**WHAT YOU ARE ASKED TO DO:** Please copy the part of the post on idempotent data pipelines that begins with the words containing "Skip to content" and ends with "awkward board update.".

**TEXT SHOWN:**
((

Skip to content
Data Engineering · 9 min read

How I Design Idempotent Data Pipelines

How I Design Idempotent Data Pipelines

The pager went off at 3:14 AM. It wasn’t the usual “disk space low” warning or a minor connectivity blip that you can ignore until coffee hits. It was a Slack message from the CFO with a screenshot of a Looker dashboard showing we’d somehow earned $42 million in subscription revenue on a random Tuesday. We’re a mid-sized SaaS company; we definitely didn’t have a $42 million day.

The culprit? A failed Airflow task had been manually restarted three times by an on-call engineer who was flying blind. Each “retry” simply appended the same batch of transaction data to our Snowflake tables. We hadn’t built an idempotent data pipeline, and that oversight cost us two days of manual cleanup, a “please explain” meeting with the CTO, and a very awkward board update.

Idempotency is the bedrock of what I call practical data reliability. It is the ability to run the same process multiple times with the same input and guarantee the exact same output. If you can’t hit “Rerun” on a job from three days ago without sweating about duplicates or state corruption, your architecture is fundamentally broken. I’ve spent the last decade fixing these “zombie data” issues, and it always comes down to the same three design flaws: non-deterministic keys, lack of partition awareness, and missing side-effect management.

The ‘Delete-and-Insert’ vs. ‘Upsert’ Debate in an Idempotent Data Pipeline

When I’m designing a pipeline for datasets exceeding 10 billion rows, the first question I ask is: MERGE or OVERWRITE?

Many engineers default to the MERGE (Upsert) statement because it feels modern and “clean.” But in my experience, MERGE is a massive compute-heavy trap at scale. When you run a MERGE in Spark or Snowflake, the engine has to perform a massive join between your source and target to identify which rows to update and which to insert. This creates a “shuffle” that eats up credits like crazy and increases the failure surface area.

On a recent project involving 8TB of historical clickstream data, I benchmarked the two. The INSERT OVERWRITE at the partition level was consistently 30-50% cheaper and 40% faster than the equivalent MERGE operation.

))

**EXCERPTED RECORDS:**
((

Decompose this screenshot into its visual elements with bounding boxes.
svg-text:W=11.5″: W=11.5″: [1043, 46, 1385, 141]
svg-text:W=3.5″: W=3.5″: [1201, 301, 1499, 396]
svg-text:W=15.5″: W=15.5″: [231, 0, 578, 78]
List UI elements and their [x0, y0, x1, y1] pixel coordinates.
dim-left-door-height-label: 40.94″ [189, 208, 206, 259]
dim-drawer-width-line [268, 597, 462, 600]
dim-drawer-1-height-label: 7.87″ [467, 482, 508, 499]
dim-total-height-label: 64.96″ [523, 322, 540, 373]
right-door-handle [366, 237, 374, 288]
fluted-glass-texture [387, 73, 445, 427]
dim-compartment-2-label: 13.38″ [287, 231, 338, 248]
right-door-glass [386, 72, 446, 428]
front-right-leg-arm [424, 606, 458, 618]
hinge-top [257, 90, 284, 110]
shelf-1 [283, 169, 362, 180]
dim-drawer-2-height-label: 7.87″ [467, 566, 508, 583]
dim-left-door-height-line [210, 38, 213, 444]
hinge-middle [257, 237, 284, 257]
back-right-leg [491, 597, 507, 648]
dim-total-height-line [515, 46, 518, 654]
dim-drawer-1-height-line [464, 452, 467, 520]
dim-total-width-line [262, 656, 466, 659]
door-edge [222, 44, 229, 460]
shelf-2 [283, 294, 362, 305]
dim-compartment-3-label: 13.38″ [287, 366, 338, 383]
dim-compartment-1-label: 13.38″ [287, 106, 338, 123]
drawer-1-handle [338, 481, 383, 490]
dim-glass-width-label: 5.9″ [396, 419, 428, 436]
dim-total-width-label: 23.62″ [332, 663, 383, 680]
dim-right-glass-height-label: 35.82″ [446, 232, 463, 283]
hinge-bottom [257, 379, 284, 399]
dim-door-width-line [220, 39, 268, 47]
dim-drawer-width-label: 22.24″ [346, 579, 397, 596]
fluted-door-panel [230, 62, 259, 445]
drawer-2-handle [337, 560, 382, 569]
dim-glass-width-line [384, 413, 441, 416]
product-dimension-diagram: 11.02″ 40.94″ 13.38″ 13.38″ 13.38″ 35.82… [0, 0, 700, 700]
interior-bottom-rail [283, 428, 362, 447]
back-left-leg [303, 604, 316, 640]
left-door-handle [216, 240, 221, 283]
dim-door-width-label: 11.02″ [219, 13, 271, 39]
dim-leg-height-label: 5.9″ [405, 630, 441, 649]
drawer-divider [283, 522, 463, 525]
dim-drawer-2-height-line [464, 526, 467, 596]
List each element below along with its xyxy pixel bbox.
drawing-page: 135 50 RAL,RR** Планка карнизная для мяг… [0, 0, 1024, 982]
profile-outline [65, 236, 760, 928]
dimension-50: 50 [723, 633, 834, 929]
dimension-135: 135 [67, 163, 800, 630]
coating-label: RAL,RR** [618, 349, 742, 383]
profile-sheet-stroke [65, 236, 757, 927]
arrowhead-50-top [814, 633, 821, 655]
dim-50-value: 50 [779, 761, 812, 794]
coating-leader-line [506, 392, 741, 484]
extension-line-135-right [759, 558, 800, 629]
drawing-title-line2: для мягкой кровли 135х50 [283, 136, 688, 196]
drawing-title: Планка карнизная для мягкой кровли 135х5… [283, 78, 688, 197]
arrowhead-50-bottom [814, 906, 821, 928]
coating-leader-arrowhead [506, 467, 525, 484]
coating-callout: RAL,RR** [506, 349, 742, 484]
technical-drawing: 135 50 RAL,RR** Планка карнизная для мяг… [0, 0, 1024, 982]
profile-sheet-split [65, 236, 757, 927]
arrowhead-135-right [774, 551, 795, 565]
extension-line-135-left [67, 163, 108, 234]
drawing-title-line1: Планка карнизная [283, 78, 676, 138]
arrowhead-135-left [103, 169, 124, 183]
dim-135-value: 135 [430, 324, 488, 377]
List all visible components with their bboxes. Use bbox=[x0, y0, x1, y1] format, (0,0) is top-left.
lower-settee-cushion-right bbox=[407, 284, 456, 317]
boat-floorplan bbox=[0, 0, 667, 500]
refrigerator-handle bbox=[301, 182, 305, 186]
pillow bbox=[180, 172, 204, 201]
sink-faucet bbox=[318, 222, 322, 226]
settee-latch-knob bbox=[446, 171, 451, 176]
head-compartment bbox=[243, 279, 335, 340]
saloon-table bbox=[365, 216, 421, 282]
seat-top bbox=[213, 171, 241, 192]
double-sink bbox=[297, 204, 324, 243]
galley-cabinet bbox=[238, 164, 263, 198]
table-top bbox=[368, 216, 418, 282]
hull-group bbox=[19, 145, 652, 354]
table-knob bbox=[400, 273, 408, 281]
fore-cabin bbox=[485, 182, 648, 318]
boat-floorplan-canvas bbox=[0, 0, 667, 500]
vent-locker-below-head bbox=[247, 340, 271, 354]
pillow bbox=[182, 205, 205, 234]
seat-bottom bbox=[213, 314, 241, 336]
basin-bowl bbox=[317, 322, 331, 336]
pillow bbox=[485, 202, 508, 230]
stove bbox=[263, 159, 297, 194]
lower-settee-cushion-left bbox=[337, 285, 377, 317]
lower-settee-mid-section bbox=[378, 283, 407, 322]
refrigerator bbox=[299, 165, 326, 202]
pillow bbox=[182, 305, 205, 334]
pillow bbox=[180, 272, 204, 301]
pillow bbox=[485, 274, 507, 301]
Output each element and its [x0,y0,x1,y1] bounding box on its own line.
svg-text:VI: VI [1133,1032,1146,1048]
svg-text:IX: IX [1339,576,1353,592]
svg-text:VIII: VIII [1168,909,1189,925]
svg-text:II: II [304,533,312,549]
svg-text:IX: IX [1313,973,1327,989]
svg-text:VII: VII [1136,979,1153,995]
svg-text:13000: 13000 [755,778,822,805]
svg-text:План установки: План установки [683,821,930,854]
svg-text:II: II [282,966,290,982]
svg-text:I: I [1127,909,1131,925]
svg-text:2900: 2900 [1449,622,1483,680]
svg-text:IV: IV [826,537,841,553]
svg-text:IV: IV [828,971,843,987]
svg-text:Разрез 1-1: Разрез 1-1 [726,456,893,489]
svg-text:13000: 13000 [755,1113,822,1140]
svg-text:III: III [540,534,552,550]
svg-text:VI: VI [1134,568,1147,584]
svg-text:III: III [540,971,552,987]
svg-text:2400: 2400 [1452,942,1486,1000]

))

**ANSWER IN FULL:**
Skip to content
Data Engineering · 9 min read

How I Design Idempotent Data Pipelines

How I Design Idempotent Data Pipelines

The pager went off at 3:14 AM. It wasn’t the usual “disk space low” warning or a minor connectivity blip that you can ignore until coffee hits. It was a Slack message from the CFO with a screenshot of a Looker dashboard showing we’d somehow earned $42 million in subscription revenue on a random Tuesday. We’re a mid-sized SaaS company; we definitely didn’t have a $42 million day.

The culprit? A failed Airflow task had been manually restarted three times by an on-call engineer who was flying blind. Each “retry” simply appended the same batch of transaction data to our Snowflake tables. We hadn’t built an idempotent data pipeline, and that oversight cost us two days of manual cleanup, a “please explain” meeting with the CTO, and a very awkward board update.